▶ **GOAL**
Say how many lines of the material below contain the word "poznámky", with no other words.
+ + + + + + +
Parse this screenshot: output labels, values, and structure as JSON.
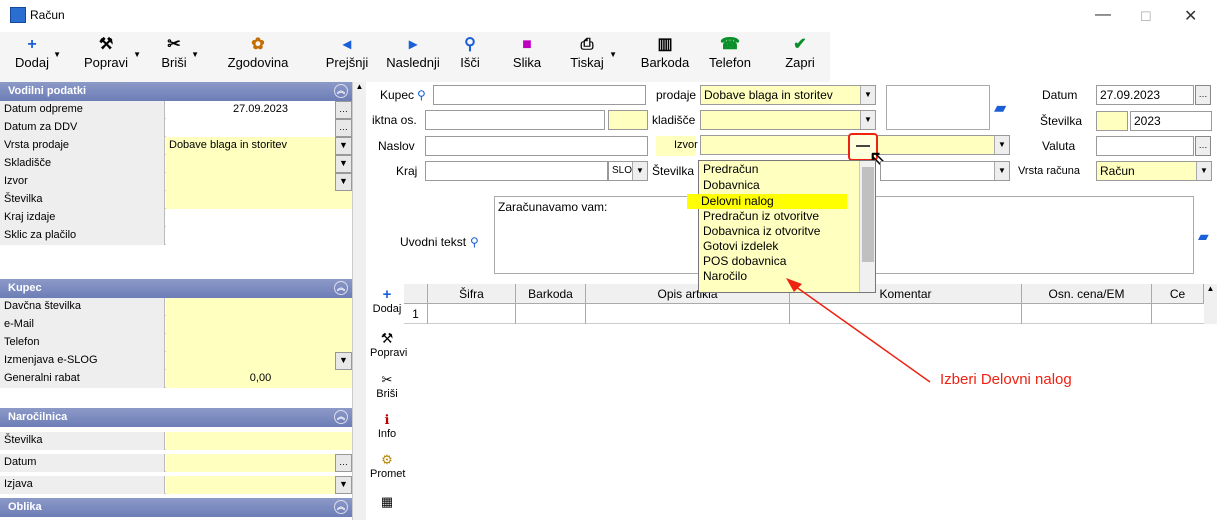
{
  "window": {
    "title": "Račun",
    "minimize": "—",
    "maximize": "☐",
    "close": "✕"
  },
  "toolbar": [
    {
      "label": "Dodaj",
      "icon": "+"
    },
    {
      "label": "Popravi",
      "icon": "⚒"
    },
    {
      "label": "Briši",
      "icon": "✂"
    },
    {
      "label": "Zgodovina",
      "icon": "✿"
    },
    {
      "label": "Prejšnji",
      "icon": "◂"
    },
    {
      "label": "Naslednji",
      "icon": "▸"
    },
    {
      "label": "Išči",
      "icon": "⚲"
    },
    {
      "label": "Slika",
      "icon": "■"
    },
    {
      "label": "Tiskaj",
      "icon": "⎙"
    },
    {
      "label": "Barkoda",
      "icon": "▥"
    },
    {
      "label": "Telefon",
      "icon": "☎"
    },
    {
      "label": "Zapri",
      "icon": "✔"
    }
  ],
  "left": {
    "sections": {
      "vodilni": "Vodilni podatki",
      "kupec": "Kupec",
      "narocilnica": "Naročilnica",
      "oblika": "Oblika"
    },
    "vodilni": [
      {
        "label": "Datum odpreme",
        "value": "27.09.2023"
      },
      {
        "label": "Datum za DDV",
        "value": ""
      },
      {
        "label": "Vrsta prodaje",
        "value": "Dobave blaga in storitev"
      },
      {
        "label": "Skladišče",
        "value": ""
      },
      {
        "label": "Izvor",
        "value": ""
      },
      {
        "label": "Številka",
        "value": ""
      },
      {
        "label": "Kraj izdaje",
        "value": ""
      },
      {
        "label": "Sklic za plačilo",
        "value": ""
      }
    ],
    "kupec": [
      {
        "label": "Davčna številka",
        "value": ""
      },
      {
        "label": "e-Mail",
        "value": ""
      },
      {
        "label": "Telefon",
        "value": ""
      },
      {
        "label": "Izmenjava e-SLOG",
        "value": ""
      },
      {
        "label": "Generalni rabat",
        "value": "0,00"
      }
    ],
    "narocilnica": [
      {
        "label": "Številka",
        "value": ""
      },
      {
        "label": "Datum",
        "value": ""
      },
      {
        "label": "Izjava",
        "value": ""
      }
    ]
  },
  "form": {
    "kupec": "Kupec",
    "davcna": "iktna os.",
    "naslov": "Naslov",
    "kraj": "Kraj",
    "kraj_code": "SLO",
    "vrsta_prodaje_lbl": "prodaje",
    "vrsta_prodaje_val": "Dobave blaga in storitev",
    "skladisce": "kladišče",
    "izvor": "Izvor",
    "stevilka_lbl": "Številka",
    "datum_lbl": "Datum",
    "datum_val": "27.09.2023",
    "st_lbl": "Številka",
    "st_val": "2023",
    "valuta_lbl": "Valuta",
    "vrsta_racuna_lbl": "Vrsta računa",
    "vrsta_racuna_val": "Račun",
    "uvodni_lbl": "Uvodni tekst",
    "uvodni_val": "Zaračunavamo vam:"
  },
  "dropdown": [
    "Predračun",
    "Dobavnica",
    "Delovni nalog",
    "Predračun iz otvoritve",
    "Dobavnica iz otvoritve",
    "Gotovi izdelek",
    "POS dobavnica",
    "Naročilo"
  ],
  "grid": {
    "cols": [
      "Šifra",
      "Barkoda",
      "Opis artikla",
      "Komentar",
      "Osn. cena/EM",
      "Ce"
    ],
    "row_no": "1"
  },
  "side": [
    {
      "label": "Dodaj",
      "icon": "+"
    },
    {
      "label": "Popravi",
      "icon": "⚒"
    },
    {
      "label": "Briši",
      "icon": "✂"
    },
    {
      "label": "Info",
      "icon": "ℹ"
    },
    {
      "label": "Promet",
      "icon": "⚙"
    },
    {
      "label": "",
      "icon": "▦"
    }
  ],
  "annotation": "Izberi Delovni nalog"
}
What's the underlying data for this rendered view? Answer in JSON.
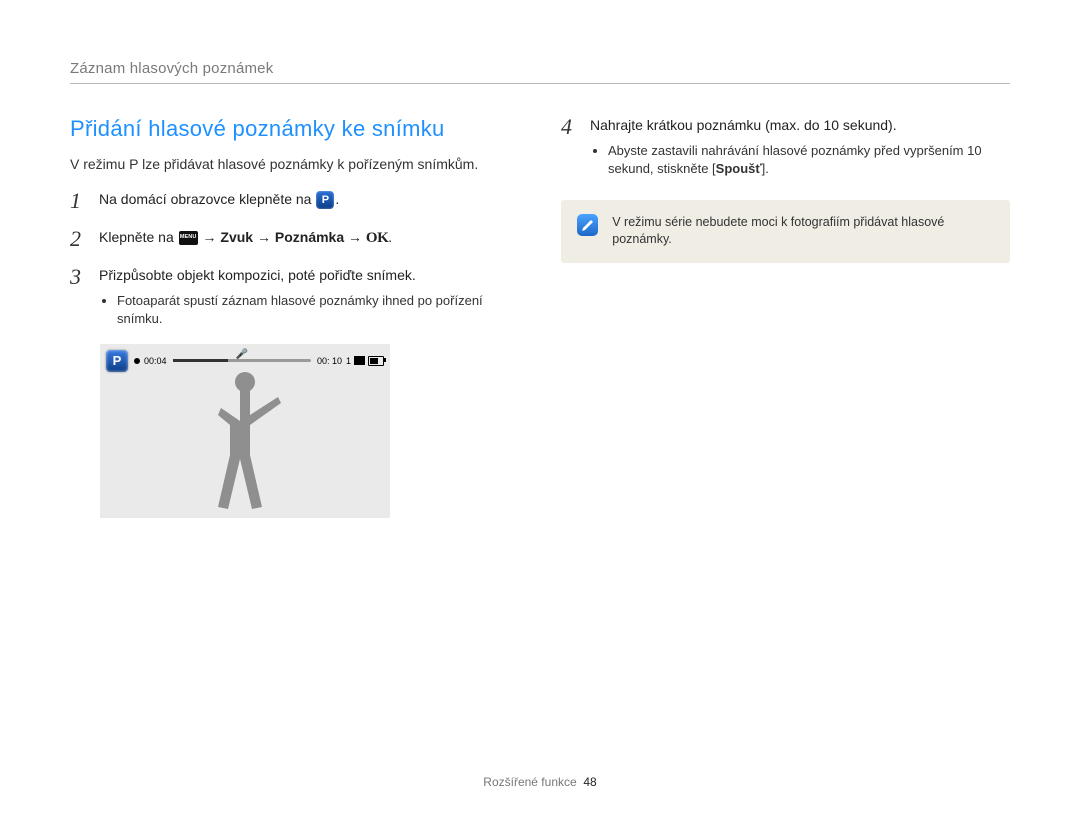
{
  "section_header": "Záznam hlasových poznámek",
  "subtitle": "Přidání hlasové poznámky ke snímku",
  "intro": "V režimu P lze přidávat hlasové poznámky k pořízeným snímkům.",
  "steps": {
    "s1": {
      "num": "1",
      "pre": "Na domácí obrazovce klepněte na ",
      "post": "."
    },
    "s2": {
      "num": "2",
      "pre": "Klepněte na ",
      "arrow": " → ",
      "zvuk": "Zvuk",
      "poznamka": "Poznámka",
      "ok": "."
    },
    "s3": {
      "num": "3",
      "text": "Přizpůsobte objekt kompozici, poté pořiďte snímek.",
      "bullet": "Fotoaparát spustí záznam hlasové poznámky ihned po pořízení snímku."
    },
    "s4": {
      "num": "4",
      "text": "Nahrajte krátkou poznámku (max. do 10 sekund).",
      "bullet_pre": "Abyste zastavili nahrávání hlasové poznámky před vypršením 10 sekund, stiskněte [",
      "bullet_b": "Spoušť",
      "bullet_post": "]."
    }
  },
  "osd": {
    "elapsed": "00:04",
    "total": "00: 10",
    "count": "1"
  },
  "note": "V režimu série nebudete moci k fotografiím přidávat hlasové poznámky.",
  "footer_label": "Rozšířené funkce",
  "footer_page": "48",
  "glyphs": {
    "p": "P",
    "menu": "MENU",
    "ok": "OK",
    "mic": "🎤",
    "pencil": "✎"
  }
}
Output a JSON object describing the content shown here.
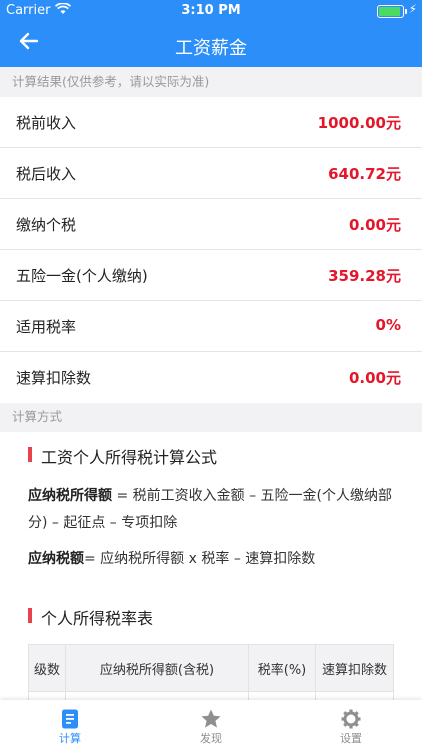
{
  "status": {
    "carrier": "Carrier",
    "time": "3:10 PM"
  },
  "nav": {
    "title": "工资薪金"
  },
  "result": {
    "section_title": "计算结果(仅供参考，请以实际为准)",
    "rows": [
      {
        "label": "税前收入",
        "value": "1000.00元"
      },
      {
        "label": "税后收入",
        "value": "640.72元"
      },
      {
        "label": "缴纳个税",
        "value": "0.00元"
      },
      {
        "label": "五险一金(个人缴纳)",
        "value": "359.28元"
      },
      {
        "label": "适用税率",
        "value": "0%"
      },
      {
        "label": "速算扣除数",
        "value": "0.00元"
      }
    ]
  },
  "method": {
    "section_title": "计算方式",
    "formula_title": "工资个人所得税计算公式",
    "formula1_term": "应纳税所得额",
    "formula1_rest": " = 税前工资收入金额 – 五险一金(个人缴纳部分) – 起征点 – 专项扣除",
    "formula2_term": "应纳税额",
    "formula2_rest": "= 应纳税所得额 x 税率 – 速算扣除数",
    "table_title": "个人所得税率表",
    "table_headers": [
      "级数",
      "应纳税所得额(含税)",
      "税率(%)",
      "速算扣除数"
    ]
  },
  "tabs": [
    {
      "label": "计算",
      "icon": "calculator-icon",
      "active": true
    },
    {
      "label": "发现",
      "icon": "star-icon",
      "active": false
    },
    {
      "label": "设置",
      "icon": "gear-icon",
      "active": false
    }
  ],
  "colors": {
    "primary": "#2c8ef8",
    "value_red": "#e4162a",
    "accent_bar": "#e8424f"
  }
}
+ + + + + + +
▶ **CORRECT RESULT**
5